**Problem to solve:** Comb through the entries for "JSON" and pull out each line that holds it.

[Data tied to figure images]
• • • • • • •

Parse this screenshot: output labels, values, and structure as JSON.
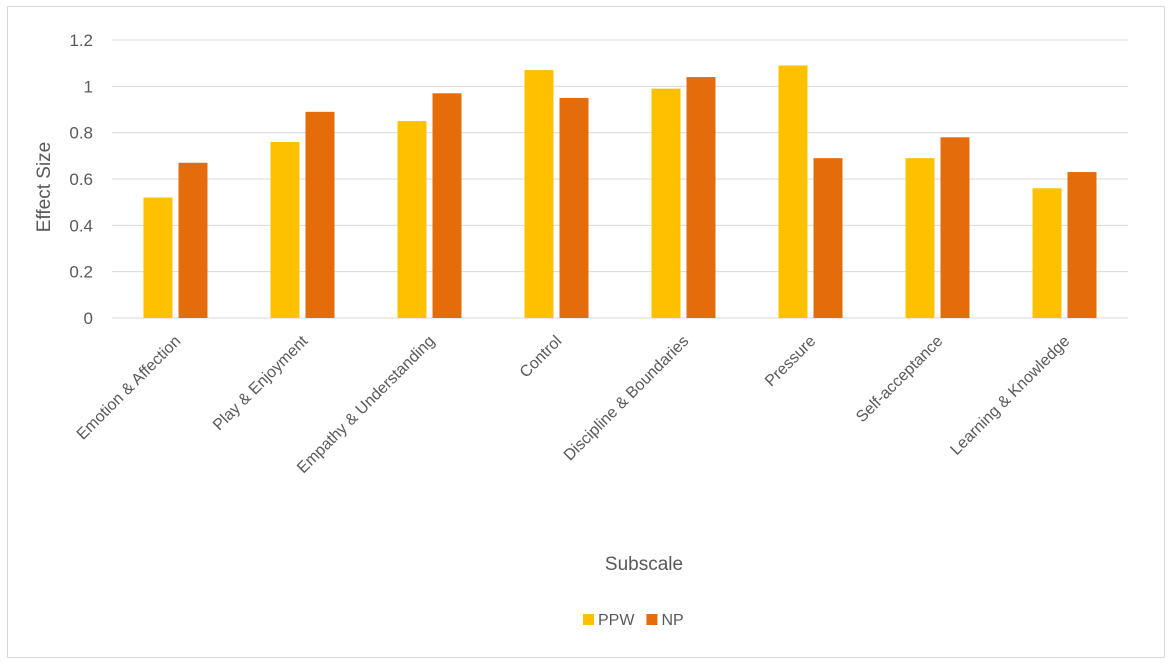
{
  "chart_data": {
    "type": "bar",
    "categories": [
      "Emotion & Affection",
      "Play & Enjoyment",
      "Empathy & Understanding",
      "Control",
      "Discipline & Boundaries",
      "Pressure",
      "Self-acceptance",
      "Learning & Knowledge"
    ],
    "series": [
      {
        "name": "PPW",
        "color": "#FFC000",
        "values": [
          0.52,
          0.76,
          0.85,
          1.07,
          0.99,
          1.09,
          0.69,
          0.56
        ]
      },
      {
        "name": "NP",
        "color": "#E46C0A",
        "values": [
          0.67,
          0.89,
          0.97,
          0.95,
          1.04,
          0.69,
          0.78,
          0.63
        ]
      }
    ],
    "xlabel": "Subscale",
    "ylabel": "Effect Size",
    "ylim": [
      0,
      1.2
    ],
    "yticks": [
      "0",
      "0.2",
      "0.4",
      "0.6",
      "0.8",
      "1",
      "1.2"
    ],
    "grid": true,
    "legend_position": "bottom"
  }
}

• • • • • • •

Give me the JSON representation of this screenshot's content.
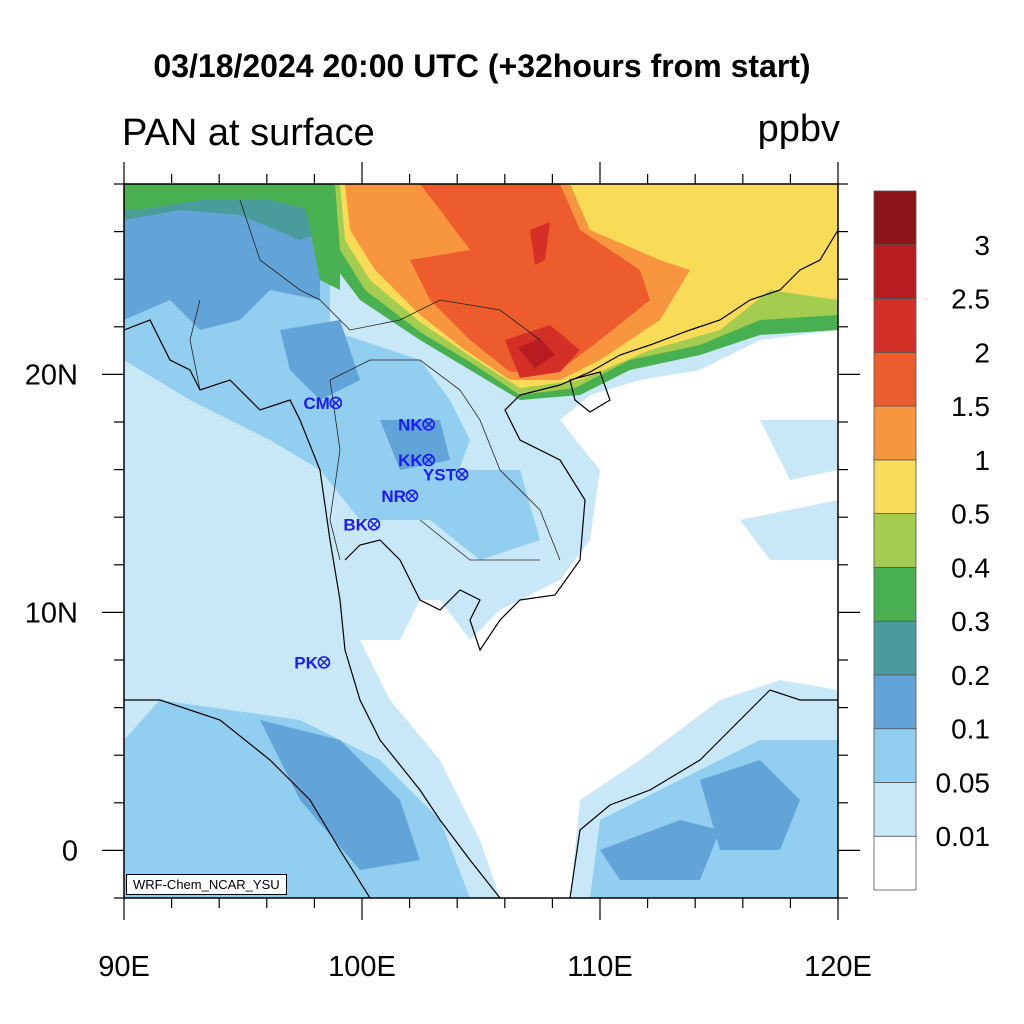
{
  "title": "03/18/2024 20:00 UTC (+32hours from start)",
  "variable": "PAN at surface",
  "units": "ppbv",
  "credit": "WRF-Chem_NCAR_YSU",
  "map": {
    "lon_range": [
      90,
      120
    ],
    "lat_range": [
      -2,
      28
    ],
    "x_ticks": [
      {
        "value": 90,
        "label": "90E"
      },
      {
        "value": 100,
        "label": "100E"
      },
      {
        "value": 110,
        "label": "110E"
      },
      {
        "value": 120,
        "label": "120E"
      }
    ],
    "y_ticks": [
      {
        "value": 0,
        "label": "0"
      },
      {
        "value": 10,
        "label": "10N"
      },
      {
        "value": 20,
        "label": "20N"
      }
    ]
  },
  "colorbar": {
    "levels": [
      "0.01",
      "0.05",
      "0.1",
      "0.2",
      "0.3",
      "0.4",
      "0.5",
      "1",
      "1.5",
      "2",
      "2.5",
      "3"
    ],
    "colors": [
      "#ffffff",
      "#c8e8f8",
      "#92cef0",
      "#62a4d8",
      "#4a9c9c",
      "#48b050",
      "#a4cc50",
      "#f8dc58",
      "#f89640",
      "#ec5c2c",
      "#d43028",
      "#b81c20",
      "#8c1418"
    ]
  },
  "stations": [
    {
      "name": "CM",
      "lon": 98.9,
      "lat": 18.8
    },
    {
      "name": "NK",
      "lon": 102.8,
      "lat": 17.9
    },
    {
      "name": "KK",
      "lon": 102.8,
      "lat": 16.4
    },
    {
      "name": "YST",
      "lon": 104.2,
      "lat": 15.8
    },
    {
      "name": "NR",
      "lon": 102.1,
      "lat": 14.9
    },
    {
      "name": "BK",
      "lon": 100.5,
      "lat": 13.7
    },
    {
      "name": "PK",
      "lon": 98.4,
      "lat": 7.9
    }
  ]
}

• • • • • • •

**Expected answer:**
Parse this screenshot: output labels, values, and structure as JSON.
Give me the JSON representation of this screenshot's content.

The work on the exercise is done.